Stored data entries
━━━━━━━━━━
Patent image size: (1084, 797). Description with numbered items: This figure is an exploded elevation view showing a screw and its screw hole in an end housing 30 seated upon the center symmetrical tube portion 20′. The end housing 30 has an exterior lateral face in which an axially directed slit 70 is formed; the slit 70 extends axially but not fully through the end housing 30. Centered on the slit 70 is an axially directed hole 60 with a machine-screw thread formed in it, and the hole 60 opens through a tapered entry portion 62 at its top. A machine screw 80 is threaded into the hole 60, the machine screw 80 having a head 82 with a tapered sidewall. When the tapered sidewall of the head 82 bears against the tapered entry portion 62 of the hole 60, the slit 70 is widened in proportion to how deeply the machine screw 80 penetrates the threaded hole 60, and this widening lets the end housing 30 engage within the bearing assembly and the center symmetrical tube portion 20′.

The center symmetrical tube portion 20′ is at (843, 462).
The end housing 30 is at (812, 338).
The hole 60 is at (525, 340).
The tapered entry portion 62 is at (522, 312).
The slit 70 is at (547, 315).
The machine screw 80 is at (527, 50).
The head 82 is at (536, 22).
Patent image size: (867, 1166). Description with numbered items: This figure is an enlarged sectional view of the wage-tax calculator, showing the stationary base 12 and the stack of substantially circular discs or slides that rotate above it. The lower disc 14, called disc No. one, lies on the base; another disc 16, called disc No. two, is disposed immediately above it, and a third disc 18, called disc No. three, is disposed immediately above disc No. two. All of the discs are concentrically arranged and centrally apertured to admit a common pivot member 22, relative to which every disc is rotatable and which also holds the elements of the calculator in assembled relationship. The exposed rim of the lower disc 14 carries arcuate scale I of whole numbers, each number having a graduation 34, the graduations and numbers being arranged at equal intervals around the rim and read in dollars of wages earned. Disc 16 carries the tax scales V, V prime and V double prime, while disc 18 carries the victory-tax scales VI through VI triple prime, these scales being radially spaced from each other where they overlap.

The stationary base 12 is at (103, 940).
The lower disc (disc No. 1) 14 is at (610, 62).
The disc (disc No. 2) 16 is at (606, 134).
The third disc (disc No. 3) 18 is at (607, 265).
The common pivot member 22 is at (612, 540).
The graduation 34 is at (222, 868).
━━━━━━━━━━
__DIRECTIONS__:
Retype every one of the items above line for line, keeping each word and number unchanged.

__CORRECT OUTPUT__:
Patent image size: (1084, 797). Description with numbered items: This figure is an exploded elevation view showing a screw and its screw hole in an end housing 30 seated upon the center symmetrical tube portion 20′. The end housing 30 has an exterior lateral face in which an axially directed slit 70 is formed; the slit 70 extends axially but not fully through the end housing 30. Centered on the slit 70 is an axially directed hole 60 with a machine-screw thread formed in it, and the hole 60 opens through a tapered entry portion 62 at its top. A machine screw 80 is threaded into the hole 60, the machine screw 80 having a head 82 with a tapered sidewall. When the tapered sidewall of the head 82 bears against the tapered entry portion 62 of the hole 60, the slit 70 is widened in proportion to how deeply the machine screw 80 penetrates the threaded hole 60, and this widening lets the end housing 30 engage within the bearing assembly and the center symmetrical tube portion 20′.

The center symmetrical tube portion 20′ is at (843, 462).
The end housing 30 is at (812, 338).
The hole 60 is at (525, 340).
The tapered entry portion 62 is at (522, 312).
The slit 70 is at (547, 315).
The machine screw 80 is at (527, 50).
The head 82 is at (536, 22).
Patent image size: (867, 1166). Description with numbered items: This figure is an enlarged sectional view of the wage-tax calculator, showing the stationary base 12 and the stack of substantially circular discs or slides that rotate above it. The lower disc 14, called disc No. one, lies on the base; another disc 16, called disc No. two, is disposed immediately above it, and a third disc 18, called disc No. three, is disposed immediately above disc No. two. All of the discs are concentrically arranged and centrally apertured to admit a common pivot member 22, relative to which every disc is rotatable and which also holds the elements of the calculator in assembled relationship. The exposed rim of the lower disc 14 carries arcuate scale I of whole numbers, each number having a graduation 34, the graduations and numbers being arranged at equal intervals around the rim and read in dollars of wages earned. Disc 16 carries the tax scales V, V prime and V double prime, while disc 18 carries the victory-tax scales VI through VI triple prime, these scales being radially spaced from each other where they overlap.

The stationary base 12 is at (103, 940).
The lower disc (disc No. 1) 14 is at (610, 62).
The disc (disc No. 2) 16 is at (606, 134).
The third disc (disc No. 3) 18 is at (607, 265).
The common pivot member 22 is at (612, 540).
The graduation 34 is at (222, 868).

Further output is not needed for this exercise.